- _Task description_:
Copy out the data below verbatim.
--- START OF Material for this task ---
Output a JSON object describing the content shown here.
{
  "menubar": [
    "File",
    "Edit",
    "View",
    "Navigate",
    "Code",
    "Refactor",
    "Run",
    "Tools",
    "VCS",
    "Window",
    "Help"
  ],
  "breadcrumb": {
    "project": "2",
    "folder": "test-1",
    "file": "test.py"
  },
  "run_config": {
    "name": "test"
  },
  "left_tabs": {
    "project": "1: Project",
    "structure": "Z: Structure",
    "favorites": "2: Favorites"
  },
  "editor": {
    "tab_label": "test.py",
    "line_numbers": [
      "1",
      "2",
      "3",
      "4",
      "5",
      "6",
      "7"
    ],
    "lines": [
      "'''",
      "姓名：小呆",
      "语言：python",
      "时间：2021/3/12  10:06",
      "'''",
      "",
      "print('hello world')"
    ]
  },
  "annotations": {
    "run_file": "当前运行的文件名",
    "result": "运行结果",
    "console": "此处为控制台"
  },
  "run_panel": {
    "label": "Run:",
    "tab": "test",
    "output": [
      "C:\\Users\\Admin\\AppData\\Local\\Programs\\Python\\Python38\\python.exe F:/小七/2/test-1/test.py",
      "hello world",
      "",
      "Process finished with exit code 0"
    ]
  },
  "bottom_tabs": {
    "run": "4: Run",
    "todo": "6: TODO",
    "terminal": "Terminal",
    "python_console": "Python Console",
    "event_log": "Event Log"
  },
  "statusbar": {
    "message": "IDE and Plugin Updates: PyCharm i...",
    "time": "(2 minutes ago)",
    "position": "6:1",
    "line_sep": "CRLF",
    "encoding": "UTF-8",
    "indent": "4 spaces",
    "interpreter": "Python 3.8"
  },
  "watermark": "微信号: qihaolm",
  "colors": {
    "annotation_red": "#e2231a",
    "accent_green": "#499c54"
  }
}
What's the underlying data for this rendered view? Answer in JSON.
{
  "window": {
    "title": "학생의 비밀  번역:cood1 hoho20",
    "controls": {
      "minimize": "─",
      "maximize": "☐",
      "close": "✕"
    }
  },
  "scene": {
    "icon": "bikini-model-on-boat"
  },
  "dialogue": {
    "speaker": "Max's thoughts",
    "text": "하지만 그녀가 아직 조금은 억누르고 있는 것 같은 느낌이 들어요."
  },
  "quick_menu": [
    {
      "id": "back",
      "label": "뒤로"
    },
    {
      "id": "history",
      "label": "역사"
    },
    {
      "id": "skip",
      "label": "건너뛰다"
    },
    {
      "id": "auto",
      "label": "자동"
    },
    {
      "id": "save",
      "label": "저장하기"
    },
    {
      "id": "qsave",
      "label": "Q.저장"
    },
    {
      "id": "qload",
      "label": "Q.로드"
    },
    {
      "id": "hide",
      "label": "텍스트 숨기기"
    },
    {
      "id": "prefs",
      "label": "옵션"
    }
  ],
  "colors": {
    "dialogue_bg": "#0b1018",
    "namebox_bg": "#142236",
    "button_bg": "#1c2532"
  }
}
--- END OF Material for this task ---
- _Answer to this exercise_:
Output a JSON object describing the content shown here.
{
  "menubar": [
    "File",
    "Edit",
    "View",
    "Navigate",
    "Code",
    "Refactor",
    "Run",
    "Tools",
    "VCS",
    "Window",
    "Help"
  ],
  "breadcrumb": {
    "project": "2",
    "folder": "test-1",
    "file": "test.py"
  },
  "run_config": {
    "name": "test"
  },
  "left_tabs": {
    "project": "1: Project",
    "structure": "Z: Structure",
    "favorites": "2: Favorites"
  },
  "editor": {
    "tab_label": "test.py",
    "line_numbers": [
      "1",
      "2",
      "3",
      "4",
      "5",
      "6",
      "7"
    ],
    "lines": [
      "'''",
      "姓名：小呆",
      "语言：python",
      "时间：2021/3/12  10:06",
      "'''",
      "",
      "print('hello world')"
    ]
  },
  "annotations": {
    "run_file": "当前运行的文件名",
    "result": "运行结果",
    "console": "此处为控制台"
  },
  "run_panel": {
    "label": "Run:",
    "tab": "test",
    "output": [
      "C:\\Users\\Admin\\AppData\\Local\\Programs\\Python\\Python38\\python.exe F:/小七/2/test-1/test.py",
      "hello world",
      "",
      "Process finished with exit code 0"
    ]
  },
  "bottom_tabs": {
    "run": "4: Run",
    "todo": "6: TODO",
    "terminal": "Terminal",
    "python_console": "Python Console",
    "event_log": "Event Log"
  },
  "statusbar": {
    "message": "IDE and Plugin Updates: PyCharm i...",
    "time": "(2 minutes ago)",
    "position": "6:1",
    "line_sep": "CRLF",
    "encoding": "UTF-8",
    "indent": "4 spaces",
    "interpreter": "Python 3.8"
  },
  "watermark": "微信号: qihaolm",
  "colors": {
    "annotation_red": "#e2231a",
    "accent_green": "#499c54"
  }
}
What's the underlying data for this rendered view? Answer in JSON.
{
  "window": {
    "title": "학생의 비밀  번역:cood1 hoho20",
    "controls": {
      "minimize": "─",
      "maximize": "☐",
      "close": "✕"
    }
  },
  "scene": {
    "icon": "bikini-model-on-boat"
  },
  "dialogue": {
    "speaker": "Max's thoughts",
    "text": "하지만 그녀가 아직 조금은 억누르고 있는 것 같은 느낌이 들어요."
  },
  "quick_menu": [
    {
      "id": "back",
      "label": "뒤로"
    },
    {
      "id": "history",
      "label": "역사"
    },
    {
      "id": "skip",
      "label": "건너뛰다"
    },
    {
      "id": "auto",
      "label": "자동"
    },
    {
      "id": "save",
      "label": "저장하기"
    },
    {
      "id": "qsave",
      "label": "Q.저장"
    },
    {
      "id": "qload",
      "label": "Q.로드"
    },
    {
      "id": "hide",
      "label": "텍스트 숨기기"
    },
    {
      "id": "prefs",
      "label": "옵션"
    }
  ],
  "colors": {
    "dialogue_bg": "#0b1018",
    "namebox_bg": "#142236",
    "button_bg": "#1c2532"
  }
}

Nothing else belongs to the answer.